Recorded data
● ● ● ●
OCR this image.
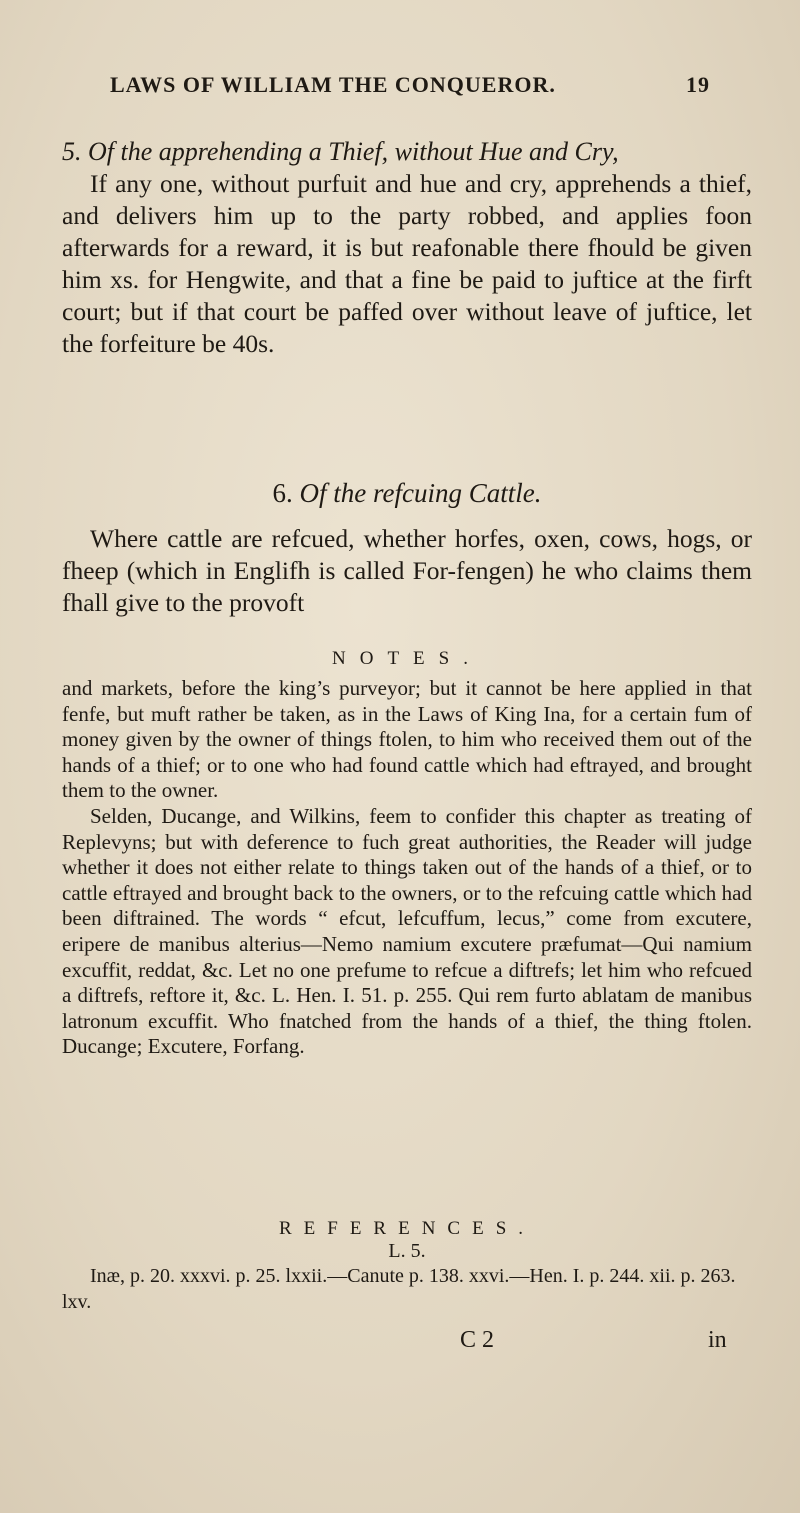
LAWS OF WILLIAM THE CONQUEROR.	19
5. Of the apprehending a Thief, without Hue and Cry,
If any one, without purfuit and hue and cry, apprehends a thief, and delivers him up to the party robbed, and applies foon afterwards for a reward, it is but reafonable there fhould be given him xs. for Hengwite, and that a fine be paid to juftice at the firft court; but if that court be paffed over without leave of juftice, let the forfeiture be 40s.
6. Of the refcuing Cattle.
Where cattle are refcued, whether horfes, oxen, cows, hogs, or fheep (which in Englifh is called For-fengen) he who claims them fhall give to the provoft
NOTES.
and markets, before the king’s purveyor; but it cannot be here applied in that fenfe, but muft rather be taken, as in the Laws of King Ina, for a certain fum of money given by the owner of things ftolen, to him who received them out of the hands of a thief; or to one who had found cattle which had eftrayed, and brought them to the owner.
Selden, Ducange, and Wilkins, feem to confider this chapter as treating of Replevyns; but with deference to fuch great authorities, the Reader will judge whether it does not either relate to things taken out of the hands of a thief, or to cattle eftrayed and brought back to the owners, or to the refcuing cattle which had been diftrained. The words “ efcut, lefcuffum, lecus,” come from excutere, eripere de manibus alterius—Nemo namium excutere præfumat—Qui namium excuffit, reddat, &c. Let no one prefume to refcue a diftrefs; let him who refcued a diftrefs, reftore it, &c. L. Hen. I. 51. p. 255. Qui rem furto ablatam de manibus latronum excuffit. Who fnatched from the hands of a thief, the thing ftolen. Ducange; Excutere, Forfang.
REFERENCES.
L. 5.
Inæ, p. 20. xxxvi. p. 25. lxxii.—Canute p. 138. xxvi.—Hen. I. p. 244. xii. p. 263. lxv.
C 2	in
● ● ● ●
WRITTEN TASK: Repeat each line of the records above exactly, but do not copy the pictures.

WORKED SOLUTION:
OCR this image.
LAWS OF WILLIAM THE CONQUEROR.	19
5. Of the apprehending a Thief, without Hue and Cry,
If any one, without purfuit and hue and cry, apprehends a thief, and delivers him up to the party robbed, and applies foon afterwards for a reward, it is but reafonable there fhould be given him xs. for Hengwite, and that a fine be paid to juftice at the firft court; but if that court be paffed over without leave of juftice, let the forfeiture be 40s.
6. Of the refcuing Cattle.
Where cattle are refcued, whether horfes, oxen, cows, hogs, or fheep (which in Englifh is called For-fengen) he who claims them fhall give to the provoft
NOTES.
and markets, before the king’s purveyor; but it cannot be here applied in that fenfe, but muft rather be taken, as in the Laws of King Ina, for a certain fum of money given by the owner of things ftolen, to him who received them out of the hands of a thief; or to one who had found cattle which had eftrayed, and brought them to the owner.
Selden, Ducange, and Wilkins, feem to confider this chapter as treating of Replevyns; but with deference to fuch great authorities, the Reader will judge whether it does not either relate to things taken out of the hands of a thief, or to cattle eftrayed and brought back to the owners, or to the refcuing cattle which had been diftrained. The words “ efcut, lefcuffum, lecus,” come from excutere, eripere de manibus alterius—Nemo namium excutere præfumat—Qui namium excuffit, reddat, &c. Let no one prefume to refcue a diftrefs; let him who refcued a diftrefs, reftore it, &c. L. Hen. I. 51. p. 255. Qui rem furto ablatam de manibus latronum excuffit. Who fnatched from the hands of a thief, the thing ftolen. Ducange; Excutere, Forfang.
REFERENCES.
L. 5.
Inæ, p. 20. xxxvi. p. 25. lxxii.—Canute p. 138. xxvi.—Hen. I. p. 244. xii. p. 263. lxv.
C 2	in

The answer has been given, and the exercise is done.